- WHAT TO DO -
Write each line out exactly, leaving none out.

- SOURCE DATA -
⟨
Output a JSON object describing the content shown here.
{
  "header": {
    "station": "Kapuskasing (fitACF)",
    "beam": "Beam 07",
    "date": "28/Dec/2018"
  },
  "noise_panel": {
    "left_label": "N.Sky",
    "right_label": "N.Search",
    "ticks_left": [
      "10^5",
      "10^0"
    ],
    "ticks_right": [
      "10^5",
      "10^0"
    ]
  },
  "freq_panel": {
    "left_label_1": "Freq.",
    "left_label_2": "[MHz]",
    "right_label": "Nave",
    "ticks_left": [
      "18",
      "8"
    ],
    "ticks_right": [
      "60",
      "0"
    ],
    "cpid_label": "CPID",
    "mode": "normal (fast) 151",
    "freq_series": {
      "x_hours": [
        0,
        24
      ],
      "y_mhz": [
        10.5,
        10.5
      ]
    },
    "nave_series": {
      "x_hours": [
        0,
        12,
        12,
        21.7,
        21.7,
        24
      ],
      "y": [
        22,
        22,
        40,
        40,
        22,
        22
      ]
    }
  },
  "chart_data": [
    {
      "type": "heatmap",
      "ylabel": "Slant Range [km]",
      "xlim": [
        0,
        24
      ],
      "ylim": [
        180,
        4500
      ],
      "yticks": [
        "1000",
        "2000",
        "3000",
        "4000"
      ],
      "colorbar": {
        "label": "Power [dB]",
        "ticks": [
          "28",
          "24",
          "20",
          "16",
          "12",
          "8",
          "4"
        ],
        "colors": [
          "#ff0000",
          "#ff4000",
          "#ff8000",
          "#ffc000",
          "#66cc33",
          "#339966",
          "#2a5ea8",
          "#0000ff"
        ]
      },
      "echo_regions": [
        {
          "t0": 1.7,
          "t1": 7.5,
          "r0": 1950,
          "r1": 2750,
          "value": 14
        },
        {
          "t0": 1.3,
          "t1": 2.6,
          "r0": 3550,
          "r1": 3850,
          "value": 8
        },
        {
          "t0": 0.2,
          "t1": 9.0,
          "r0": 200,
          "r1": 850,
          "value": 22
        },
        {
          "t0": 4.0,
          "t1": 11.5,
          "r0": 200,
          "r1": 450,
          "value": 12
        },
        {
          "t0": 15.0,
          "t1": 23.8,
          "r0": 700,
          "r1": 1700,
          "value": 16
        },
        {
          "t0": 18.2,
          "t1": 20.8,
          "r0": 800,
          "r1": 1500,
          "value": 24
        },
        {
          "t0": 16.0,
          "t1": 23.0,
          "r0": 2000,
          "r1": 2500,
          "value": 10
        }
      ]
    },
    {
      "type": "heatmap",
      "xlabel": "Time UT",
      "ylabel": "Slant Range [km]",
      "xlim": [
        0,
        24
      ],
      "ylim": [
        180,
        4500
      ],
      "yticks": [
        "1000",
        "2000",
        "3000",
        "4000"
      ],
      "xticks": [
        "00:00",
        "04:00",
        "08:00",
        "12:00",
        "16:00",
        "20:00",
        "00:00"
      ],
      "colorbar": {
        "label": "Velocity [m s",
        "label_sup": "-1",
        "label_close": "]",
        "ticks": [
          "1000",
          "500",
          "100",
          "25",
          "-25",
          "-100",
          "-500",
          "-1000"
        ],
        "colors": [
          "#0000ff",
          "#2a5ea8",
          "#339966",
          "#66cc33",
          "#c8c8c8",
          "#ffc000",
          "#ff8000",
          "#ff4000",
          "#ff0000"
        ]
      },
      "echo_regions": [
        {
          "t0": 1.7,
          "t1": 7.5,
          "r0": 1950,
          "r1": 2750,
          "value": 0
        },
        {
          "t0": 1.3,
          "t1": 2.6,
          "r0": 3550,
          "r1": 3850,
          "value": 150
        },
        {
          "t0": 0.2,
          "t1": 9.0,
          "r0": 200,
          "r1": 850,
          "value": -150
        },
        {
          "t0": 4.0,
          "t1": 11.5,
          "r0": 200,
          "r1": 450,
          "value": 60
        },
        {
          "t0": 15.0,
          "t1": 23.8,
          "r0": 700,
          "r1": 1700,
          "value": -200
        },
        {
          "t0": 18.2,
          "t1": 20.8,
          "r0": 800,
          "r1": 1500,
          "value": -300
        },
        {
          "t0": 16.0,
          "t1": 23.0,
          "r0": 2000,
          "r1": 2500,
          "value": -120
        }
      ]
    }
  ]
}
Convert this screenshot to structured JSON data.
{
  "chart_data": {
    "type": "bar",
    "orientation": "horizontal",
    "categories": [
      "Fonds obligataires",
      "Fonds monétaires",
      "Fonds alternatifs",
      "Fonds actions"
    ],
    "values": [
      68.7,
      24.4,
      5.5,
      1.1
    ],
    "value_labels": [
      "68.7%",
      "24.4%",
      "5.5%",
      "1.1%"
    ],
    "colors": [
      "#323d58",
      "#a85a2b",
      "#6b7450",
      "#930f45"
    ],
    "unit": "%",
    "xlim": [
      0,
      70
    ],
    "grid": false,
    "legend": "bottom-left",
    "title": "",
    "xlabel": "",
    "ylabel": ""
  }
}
⟩
- RESULT OF THE EXERCISE -
Output a JSON object describing the content shown here.
{
  "header": {
    "station": "Kapuskasing (fitACF)",
    "beam": "Beam 07",
    "date": "28/Dec/2018"
  },
  "noise_panel": {
    "left_label": "N.Sky",
    "right_label": "N.Search",
    "ticks_left": [
      "10^5",
      "10^0"
    ],
    "ticks_right": [
      "10^5",
      "10^0"
    ]
  },
  "freq_panel": {
    "left_label_1": "Freq.",
    "left_label_2": "[MHz]",
    "right_label": "Nave",
    "ticks_left": [
      "18",
      "8"
    ],
    "ticks_right": [
      "60",
      "0"
    ],
    "cpid_label": "CPID",
    "mode": "normal (fast) 151",
    "freq_series": {
      "x_hours": [
        0,
        24
      ],
      "y_mhz": [
        10.5,
        10.5
      ]
    },
    "nave_series": {
      "x_hours": [
        0,
        12,
        12,
        21.7,
        21.7,
        24
      ],
      "y": [
        22,
        22,
        40,
        40,
        22,
        22
      ]
    }
  },
  "chart_data": [
    {
      "type": "heatmap",
      "ylabel": "Slant Range [km]",
      "xlim": [
        0,
        24
      ],
      "ylim": [
        180,
        4500
      ],
      "yticks": [
        "1000",
        "2000",
        "3000",
        "4000"
      ],
      "colorbar": {
        "label": "Power [dB]",
        "ticks": [
          "28",
          "24",
          "20",
          "16",
          "12",
          "8",
          "4"
        ],
        "colors": [
          "#ff0000",
          "#ff4000",
          "#ff8000",
          "#ffc000",
          "#66cc33",
          "#339966",
          "#2a5ea8",
          "#0000ff"
        ]
      },
      "echo_regions": [
        {
          "t0": 1.7,
          "t1": 7.5,
          "r0": 1950,
          "r1": 2750,
          "value": 14
        },
        {
          "t0": 1.3,
          "t1": 2.6,
          "r0": 3550,
          "r1": 3850,
          "value": 8
        },
        {
          "t0": 0.2,
          "t1": 9.0,
          "r0": 200,
          "r1": 850,
          "value": 22
        },
        {
          "t0": 4.0,
          "t1": 11.5,
          "r0": 200,
          "r1": 450,
          "value": 12
        },
        {
          "t0": 15.0,
          "t1": 23.8,
          "r0": 700,
          "r1": 1700,
          "value": 16
        },
        {
          "t0": 18.2,
          "t1": 20.8,
          "r0": 800,
          "r1": 1500,
          "value": 24
        },
        {
          "t0": 16.0,
          "t1": 23.0,
          "r0": 2000,
          "r1": 2500,
          "value": 10
        }
      ]
    },
    {
      "type": "heatmap",
      "xlabel": "Time UT",
      "ylabel": "Slant Range [km]",
      "xlim": [
        0,
        24
      ],
      "ylim": [
        180,
        4500
      ],
      "yticks": [
        "1000",
        "2000",
        "3000",
        "4000"
      ],
      "xticks": [
        "00:00",
        "04:00",
        "08:00",
        "12:00",
        "16:00",
        "20:00",
        "00:00"
      ],
      "colorbar": {
        "label": "Velocity [m s",
        "label_sup": "-1",
        "label_close": "]",
        "ticks": [
          "1000",
          "500",
          "100",
          "25",
          "-25",
          "-100",
          "-500",
          "-1000"
        ],
        "colors": [
          "#0000ff",
          "#2a5ea8",
          "#339966",
          "#66cc33",
          "#c8c8c8",
          "#ffc000",
          "#ff8000",
          "#ff4000",
          "#ff0000"
        ]
      },
      "echo_regions": [
        {
          "t0": 1.7,
          "t1": 7.5,
          "r0": 1950,
          "r1": 2750,
          "value": 0
        },
        {
          "t0": 1.3,
          "t1": 2.6,
          "r0": 3550,
          "r1": 3850,
          "value": 150
        },
        {
          "t0": 0.2,
          "t1": 9.0,
          "r0": 200,
          "r1": 850,
          "value": -150
        },
        {
          "t0": 4.0,
          "t1": 11.5,
          "r0": 200,
          "r1": 450,
          "value": 60
        },
        {
          "t0": 15.0,
          "t1": 23.8,
          "r0": 700,
          "r1": 1700,
          "value": -200
        },
        {
          "t0": 18.2,
          "t1": 20.8,
          "r0": 800,
          "r1": 1500,
          "value": -300
        },
        {
          "t0": 16.0,
          "t1": 23.0,
          "r0": 2000,
          "r1": 2500,
          "value": -120
        }
      ]
    }
  ]
}
Convert this screenshot to structured JSON data.
{
  "chart_data": {
    "type": "bar",
    "orientation": "horizontal",
    "categories": [
      "Fonds obligataires",
      "Fonds monétaires",
      "Fonds alternatifs",
      "Fonds actions"
    ],
    "values": [
      68.7,
      24.4,
      5.5,
      1.1
    ],
    "value_labels": [
      "68.7%",
      "24.4%",
      "5.5%",
      "1.1%"
    ],
    "colors": [
      "#323d58",
      "#a85a2b",
      "#6b7450",
      "#930f45"
    ],
    "unit": "%",
    "xlim": [
      0,
      70
    ],
    "grid": false,
    "legend": "bottom-left",
    "title": "",
    "xlabel": "",
    "ylabel": ""
  }
}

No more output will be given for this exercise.